**Written problem**: Copy the data exactly as it appears, and do not include any pictures.

**Records from a dataset**:
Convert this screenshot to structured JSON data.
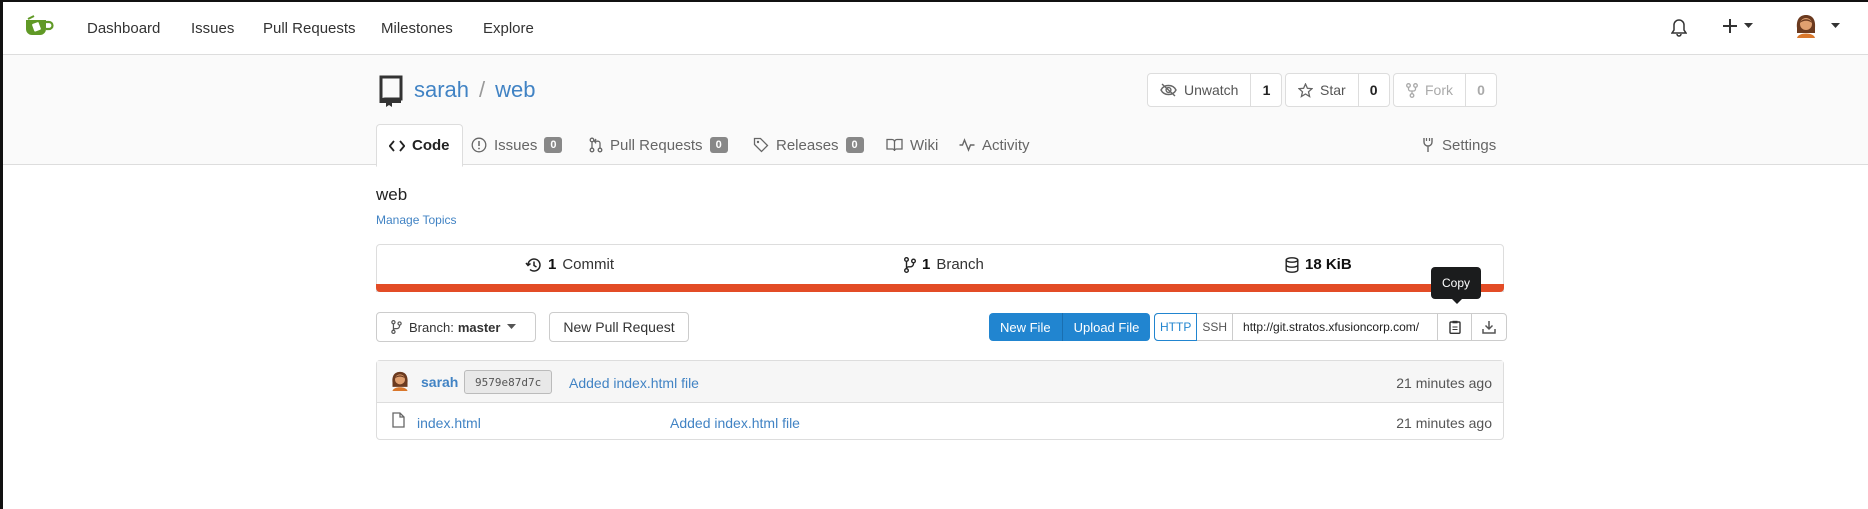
{
  "nav": {
    "items": [
      "Dashboard",
      "Issues",
      "Pull Requests",
      "Milestones",
      "Explore"
    ],
    "icons": [
      "bell-icon",
      "plus-icon",
      "avatar"
    ]
  },
  "repo": {
    "owner": "sarah",
    "separator": "/",
    "name": "web",
    "watch": {
      "label": "Unwatch",
      "count": "1"
    },
    "star": {
      "label": "Star",
      "count": "0"
    },
    "fork": {
      "label": "Fork",
      "count": "0"
    }
  },
  "tabs": [
    {
      "label": "Code",
      "badge": ""
    },
    {
      "label": "Issues",
      "badge": "0"
    },
    {
      "label": "Pull Requests",
      "badge": "0"
    },
    {
      "label": "Releases",
      "badge": "0"
    },
    {
      "label": "Wiki",
      "badge": ""
    },
    {
      "label": "Activity",
      "badge": ""
    }
  ],
  "settings_label": "Settings",
  "description": "web",
  "manage_topics": "Manage Topics",
  "stats": {
    "commits_count": "1",
    "commits_label": "Commit",
    "branches_count": "1",
    "branches_label": "Branch",
    "size": "18 KiB"
  },
  "language_color": "#e34c26",
  "toolbar": {
    "branch_prefix": "Branch:",
    "branch_name": "master",
    "new_pr": "New Pull Request",
    "new_file": "New File",
    "upload_file": "Upload File",
    "http": "HTTP",
    "ssh": "SSH",
    "clone_url": "http://git.stratos.xfusioncorp.com/",
    "copy_tooltip": "Copy"
  },
  "latest_commit": {
    "author": "sarah",
    "sha": "9579e87d7c",
    "message": "Added index.html file",
    "time": "21 minutes ago"
  },
  "files": [
    {
      "name": "index.html",
      "message": "Added index.html file",
      "time": "21 minutes ago"
    }
  ]
}
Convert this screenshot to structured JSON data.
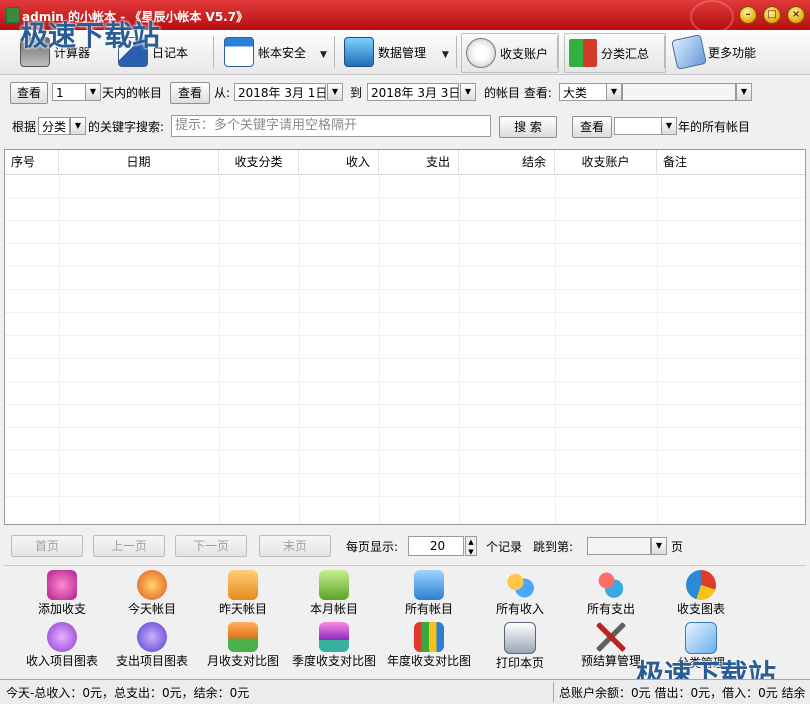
{
  "window": {
    "title": "admin 的小帐本 - 《星辰小帐本 V5.7》"
  },
  "watermark": {
    "text": "极速下载站"
  },
  "toolbar": {
    "calculator": "计算器",
    "diary": "日记本",
    "account_security": "帐本安全",
    "data_management": "数据管理",
    "payment_accounts": "收支账户",
    "category_summary": "分类汇总",
    "more_functions": "更多功能"
  },
  "filter_row1": {
    "view_button": "查看",
    "days_value": "1",
    "days_label": "天内的帐目",
    "view_button2": "查看",
    "from_label": "从:",
    "from_date": "2018年  3月  1日",
    "to_label": "到",
    "to_date": "2018年  3月  3日",
    "accounts_label": "的帐目 查看:",
    "category_level": "大类",
    "category_value": ""
  },
  "filter_row2": {
    "by_label": "根据",
    "by_value": "分类",
    "keyword_label": "的关键字搜索:",
    "search_placeholder": "提示：多个关键字请用空格隔开",
    "search_button": "搜 索",
    "view_button": "查看",
    "year_value": "",
    "year_label": "年的所有帐目"
  },
  "table": {
    "columns": [
      "序号",
      "日期",
      "收支分类",
      "收入",
      "支出",
      "结余",
      "收支账户",
      "备注"
    ],
    "rows": []
  },
  "pager": {
    "first": "首页",
    "prev": "上一页",
    "next": "下一页",
    "last": "末页",
    "per_page_label": "每页显示:",
    "per_page_value": "20",
    "records_label": "个记录",
    "jump_label": "跳到第:",
    "jump_value": "",
    "page_label": "页"
  },
  "panel": {
    "row1": [
      "添加收支",
      "今天帐目",
      "昨天帐目",
      "本月帐目",
      "所有帐目",
      "所有收入",
      "所有支出",
      "收支图表"
    ],
    "row2": [
      "收入项目图表",
      "支出项目图表",
      "月收支对比图",
      "季度收支对比图",
      "年度收支对比图",
      "打印本页",
      "预结算管理",
      "分类管理"
    ]
  },
  "status": {
    "left": "今天-总收入：0元，总支出：0元，结余：0元",
    "right": "总账户余额：0元  借出：0元，借入：0元  结余"
  },
  "colors": {
    "title_bar": "#c81a1a",
    "watermark": "#2a5d96"
  }
}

**Exercise result**:
Convert this screenshot to structured JSON data.
{
  "nav": {
    "items": [
      "Dashboard",
      "Issues",
      "Pull Requests",
      "Milestones",
      "Explore"
    ],
    "icons": [
      "bell-icon",
      "plus-icon",
      "avatar"
    ]
  },
  "repo": {
    "owner": "sarah",
    "separator": "/",
    "name": "web",
    "watch": {
      "label": "Unwatch",
      "count": "1"
    },
    "star": {
      "label": "Star",
      "count": "0"
    },
    "fork": {
      "label": "Fork",
      "count": "0"
    }
  },
  "tabs": [
    {
      "label": "Code",
      "badge": ""
    },
    {
      "label": "Issues",
      "badge": "0"
    },
    {
      "label": "Pull Requests",
      "badge": "0"
    },
    {
      "label": "Releases",
      "badge": "0"
    },
    {
      "label": "Wiki",
      "badge": ""
    },
    {
      "label": "Activity",
      "badge": ""
    }
  ],
  "settings_label": "Settings",
  "description": "web",
  "manage_topics": "Manage Topics",
  "stats": {
    "commits_count": "1",
    "commits_label": "Commit",
    "branches_count": "1",
    "branches_label": "Branch",
    "size": "18 KiB"
  },
  "language_color": "#e34c26",
  "toolbar": {
    "branch_prefix": "Branch:",
    "branch_name": "master",
    "new_pr": "New Pull Request",
    "new_file": "New File",
    "upload_file": "Upload File",
    "http": "HTTP",
    "ssh": "SSH",
    "clone_url": "http://git.stratos.xfusioncorp.com/",
    "copy_tooltip": "Copy"
  },
  "latest_commit": {
    "author": "sarah",
    "sha": "9579e87d7c",
    "message": "Added index.html file",
    "time": "21 minutes ago"
  },
  "files": [
    {
      "name": "index.html",
      "message": "Added index.html file",
      "time": "21 minutes ago"
    }
  ]
}
Convert this screenshot to structured JSON data.
{
  "window": {
    "title": "admin 的小帐本 - 《星辰小帐本 V5.7》"
  },
  "watermark": {
    "text": "极速下载站"
  },
  "toolbar": {
    "calculator": "计算器",
    "diary": "日记本",
    "account_security": "帐本安全",
    "data_management": "数据管理",
    "payment_accounts": "收支账户",
    "category_summary": "分类汇总",
    "more_functions": "更多功能"
  },
  "filter_row1": {
    "view_button": "查看",
    "days_value": "1",
    "days_label": "天内的帐目",
    "view_button2": "查看",
    "from_label": "从:",
    "from_date": "2018年  3月  1日",
    "to_label": "到",
    "to_date": "2018年  3月  3日",
    "accounts_label": "的帐目 查看:",
    "category_level": "大类",
    "category_value": ""
  },
  "filter_row2": {
    "by_label": "根据",
    "by_value": "分类",
    "keyword_label": "的关键字搜索:",
    "search_placeholder": "提示：多个关键字请用空格隔开",
    "search_button": "搜 索",
    "view_button": "查看",
    "year_value": "",
    "year_label": "年的所有帐目"
  },
  "table": {
    "columns": [
      "序号",
      "日期",
      "收支分类",
      "收入",
      "支出",
      "结余",
      "收支账户",
      "备注"
    ],
    "rows": []
  },
  "pager": {
    "first": "首页",
    "prev": "上一页",
    "next": "下一页",
    "last": "末页",
    "per_page_label": "每页显示:",
    "per_page_value": "20",
    "records_label": "个记录",
    "jump_label": "跳到第:",
    "jump_value": "",
    "page_label": "页"
  },
  "panel": {
    "row1": [
      "添加收支",
      "今天帐目",
      "昨天帐目",
      "本月帐目",
      "所有帐目",
      "所有收入",
      "所有支出",
      "收支图表"
    ],
    "row2": [
      "收入项目图表",
      "支出项目图表",
      "月收支对比图",
      "季度收支对比图",
      "年度收支对比图",
      "打印本页",
      "预结算管理",
      "分类管理"
    ]
  },
  "status": {
    "left": "今天-总收入：0元，总支出：0元，结余：0元",
    "right": "总账户余额：0元  借出：0元，借入：0元  结余"
  },
  "colors": {
    "title_bar": "#c81a1a",
    "watermark": "#2a5d96"
  }
}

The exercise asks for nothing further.